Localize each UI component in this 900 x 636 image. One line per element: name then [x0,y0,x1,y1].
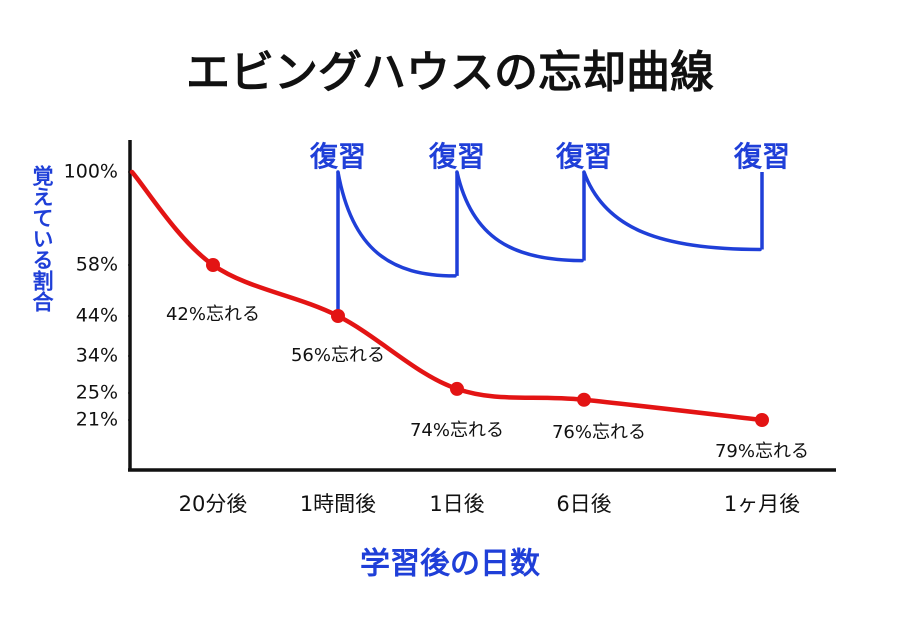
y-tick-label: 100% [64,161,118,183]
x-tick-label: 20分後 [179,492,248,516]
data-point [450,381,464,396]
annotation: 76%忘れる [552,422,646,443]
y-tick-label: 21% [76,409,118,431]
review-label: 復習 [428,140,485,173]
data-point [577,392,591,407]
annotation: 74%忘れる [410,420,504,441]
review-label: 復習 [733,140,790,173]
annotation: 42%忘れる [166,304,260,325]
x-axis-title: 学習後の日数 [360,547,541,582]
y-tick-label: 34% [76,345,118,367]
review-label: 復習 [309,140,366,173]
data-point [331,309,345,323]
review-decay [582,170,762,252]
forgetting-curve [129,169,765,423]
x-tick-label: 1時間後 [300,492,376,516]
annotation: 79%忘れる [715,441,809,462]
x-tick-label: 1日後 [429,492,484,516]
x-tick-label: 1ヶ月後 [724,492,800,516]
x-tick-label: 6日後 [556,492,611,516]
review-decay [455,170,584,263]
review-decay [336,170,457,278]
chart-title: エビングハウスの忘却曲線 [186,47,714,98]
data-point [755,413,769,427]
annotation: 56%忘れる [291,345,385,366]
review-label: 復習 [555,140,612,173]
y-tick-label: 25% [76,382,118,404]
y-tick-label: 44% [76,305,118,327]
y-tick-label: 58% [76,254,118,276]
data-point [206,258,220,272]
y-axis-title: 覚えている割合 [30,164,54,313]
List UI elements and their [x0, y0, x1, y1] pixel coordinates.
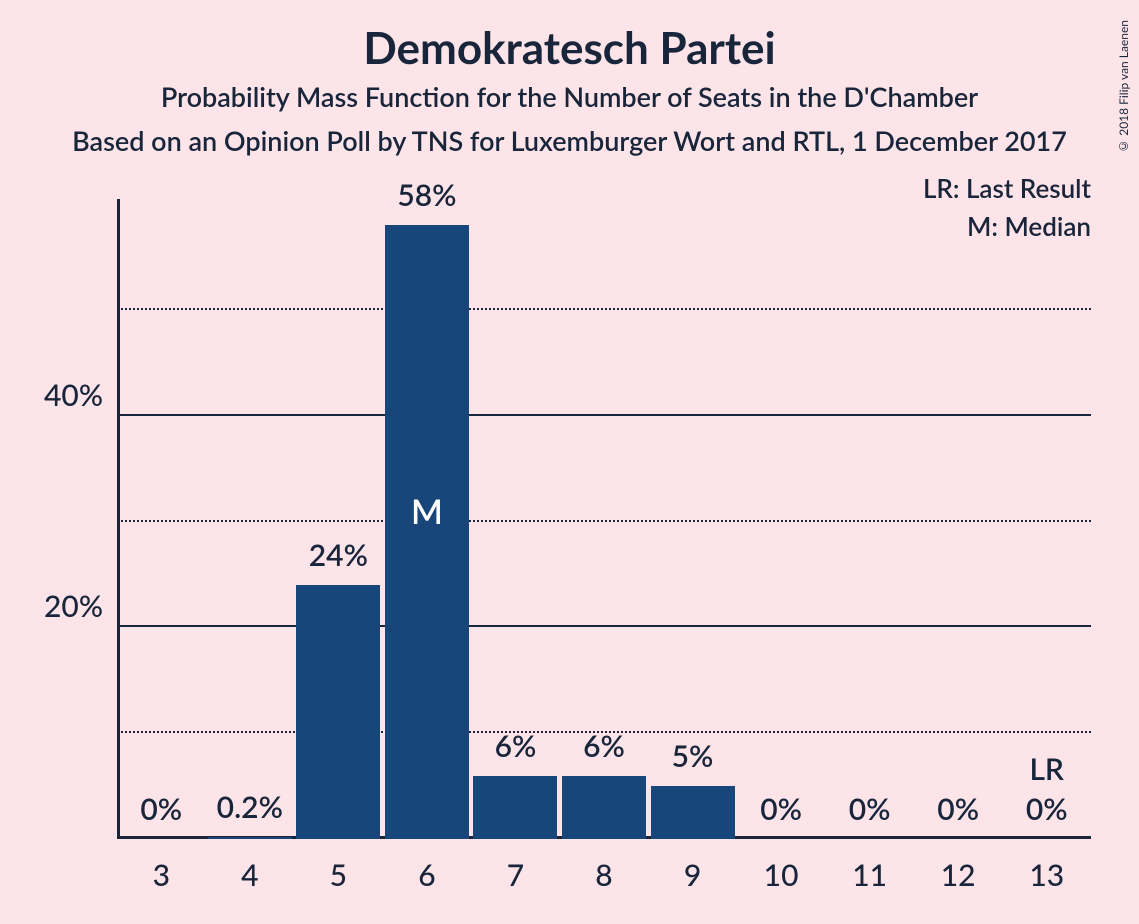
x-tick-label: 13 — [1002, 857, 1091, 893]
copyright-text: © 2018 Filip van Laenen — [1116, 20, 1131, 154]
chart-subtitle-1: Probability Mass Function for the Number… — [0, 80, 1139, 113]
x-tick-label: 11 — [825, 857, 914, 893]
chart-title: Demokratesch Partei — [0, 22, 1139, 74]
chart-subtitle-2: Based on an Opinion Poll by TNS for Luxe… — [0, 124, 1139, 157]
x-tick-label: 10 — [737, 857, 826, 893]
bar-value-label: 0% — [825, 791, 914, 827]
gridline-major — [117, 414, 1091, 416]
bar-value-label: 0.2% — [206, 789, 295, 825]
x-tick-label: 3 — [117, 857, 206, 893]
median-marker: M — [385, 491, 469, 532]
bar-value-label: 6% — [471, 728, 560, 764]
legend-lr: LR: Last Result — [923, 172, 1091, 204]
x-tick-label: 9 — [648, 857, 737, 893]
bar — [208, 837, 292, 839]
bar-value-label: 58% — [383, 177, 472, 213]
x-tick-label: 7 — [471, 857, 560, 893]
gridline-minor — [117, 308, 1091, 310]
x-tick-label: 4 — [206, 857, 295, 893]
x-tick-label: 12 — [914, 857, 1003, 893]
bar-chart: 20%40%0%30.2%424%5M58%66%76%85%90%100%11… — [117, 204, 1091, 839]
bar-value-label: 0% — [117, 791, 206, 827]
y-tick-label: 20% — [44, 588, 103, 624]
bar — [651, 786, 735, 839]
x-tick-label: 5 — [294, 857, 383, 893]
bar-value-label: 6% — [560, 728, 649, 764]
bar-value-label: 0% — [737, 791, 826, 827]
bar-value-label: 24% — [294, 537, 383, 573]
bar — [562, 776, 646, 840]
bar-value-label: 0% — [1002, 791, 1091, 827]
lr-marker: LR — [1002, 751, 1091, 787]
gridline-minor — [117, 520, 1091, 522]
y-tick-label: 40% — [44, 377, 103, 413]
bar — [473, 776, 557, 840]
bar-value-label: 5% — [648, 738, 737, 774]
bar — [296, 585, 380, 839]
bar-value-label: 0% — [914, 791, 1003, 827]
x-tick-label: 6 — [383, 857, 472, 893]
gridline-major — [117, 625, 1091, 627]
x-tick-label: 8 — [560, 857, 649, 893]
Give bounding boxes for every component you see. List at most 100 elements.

What this task involves:
Extract every line above without altering a single character, and leave out the two picture lines.

Result of the task:
Localize each UI component in this 900 x 636 image. One line per element: name then [x0,y0,x1,y1].
y-tick-label: 100% [64,161,118,183]
x-tick-label: 20分後 [179,492,248,516]
data-point [450,381,464,396]
annotation: 76%忘れる [552,422,646,443]
y-tick-label: 21% [76,409,118,431]
review-label: 復習 [428,140,485,173]
data-point [577,392,591,407]
annotation: 74%忘れる [410,420,504,441]
review-label: 復習 [733,140,790,173]
annotation: 42%忘れる [166,304,260,325]
x-axis-title: 学習後の日数 [360,547,541,582]
y-tick-label: 34% [76,345,118,367]
review-label: 復習 [309,140,366,173]
data-point [331,309,345,323]
review-decay [582,170,762,252]
forgetting-curve [129,169,765,423]
x-tick-label: 1時間後 [300,492,376,516]
annotation: 79%忘れる [715,441,809,462]
x-tick-label: 1日後 [429,492,484,516]
x-tick-label: 1ヶ月後 [724,492,800,516]
x-tick-label: 6日後 [556,492,611,516]
review-decay [455,170,584,263]
review-decay [336,170,457,278]
chart-title: エビングハウスの忘却曲線 [186,47,714,98]
data-point [755,413,769,427]
annotation: 56%忘れる [291,345,385,366]
review-label: 復習 [555,140,612,173]
y-tick-label: 25% [76,382,118,404]
y-tick-label: 44% [76,305,118,327]
y-tick-label: 58% [76,254,118,276]
data-point [206,258,220,272]
y-axis-title: 覚えている割合 [30,164,54,313]
List UI elements and their [x0, y0, x1, y1] pixel coordinates.
x-tick-label: 13 — [1002, 857, 1091, 893]
copyright-text: © 2018 Filip van Laenen — [1116, 20, 1131, 154]
chart-subtitle-1: Probability Mass Function for the Number… — [0, 80, 1139, 113]
x-tick-label: 11 — [825, 857, 914, 893]
chart-title: Demokratesch Partei — [0, 22, 1139, 74]
chart-subtitle-2: Based on an Opinion Poll by TNS for Luxe… — [0, 124, 1139, 157]
x-tick-label: 10 — [737, 857, 826, 893]
bar-value-label: 0% — [825, 791, 914, 827]
gridline-major — [117, 414, 1091, 416]
bar-value-label: 0.2% — [206, 789, 295, 825]
x-tick-label: 3 — [117, 857, 206, 893]
median-marker: M — [385, 491, 469, 532]
bar-value-label: 6% — [471, 728, 560, 764]
legend-lr: LR: Last Result — [923, 172, 1091, 204]
x-tick-label: 9 — [648, 857, 737, 893]
bar — [208, 837, 292, 839]
bar-value-label: 58% — [383, 177, 472, 213]
x-tick-label: 7 — [471, 857, 560, 893]
gridline-minor — [117, 308, 1091, 310]
x-tick-label: 4 — [206, 857, 295, 893]
x-tick-label: 12 — [914, 857, 1003, 893]
bar-chart: 20%40%0%30.2%424%5M58%66%76%85%90%100%11… — [117, 204, 1091, 839]
bar-value-label: 0% — [117, 791, 206, 827]
y-tick-label: 20% — [44, 588, 103, 624]
bar — [651, 786, 735, 839]
x-tick-label: 5 — [294, 857, 383, 893]
bar-value-label: 6% — [560, 728, 649, 764]
bar-value-label: 0% — [737, 791, 826, 827]
bar-value-label: 24% — [294, 537, 383, 573]
bar — [562, 776, 646, 840]
bar-value-label: 0% — [1002, 791, 1091, 827]
lr-marker: LR — [1002, 751, 1091, 787]
gridline-minor — [117, 520, 1091, 522]
y-tick-label: 40% — [44, 377, 103, 413]
bar — [473, 776, 557, 840]
bar-value-label: 5% — [648, 738, 737, 774]
bar — [296, 585, 380, 839]
bar-value-label: 0% — [914, 791, 1003, 827]
x-tick-label: 6 — [383, 857, 472, 893]
gridline-major — [117, 625, 1091, 627]
x-tick-label: 8 — [560, 857, 649, 893]
Give bounding boxes for every component you see. List at most 100 elements.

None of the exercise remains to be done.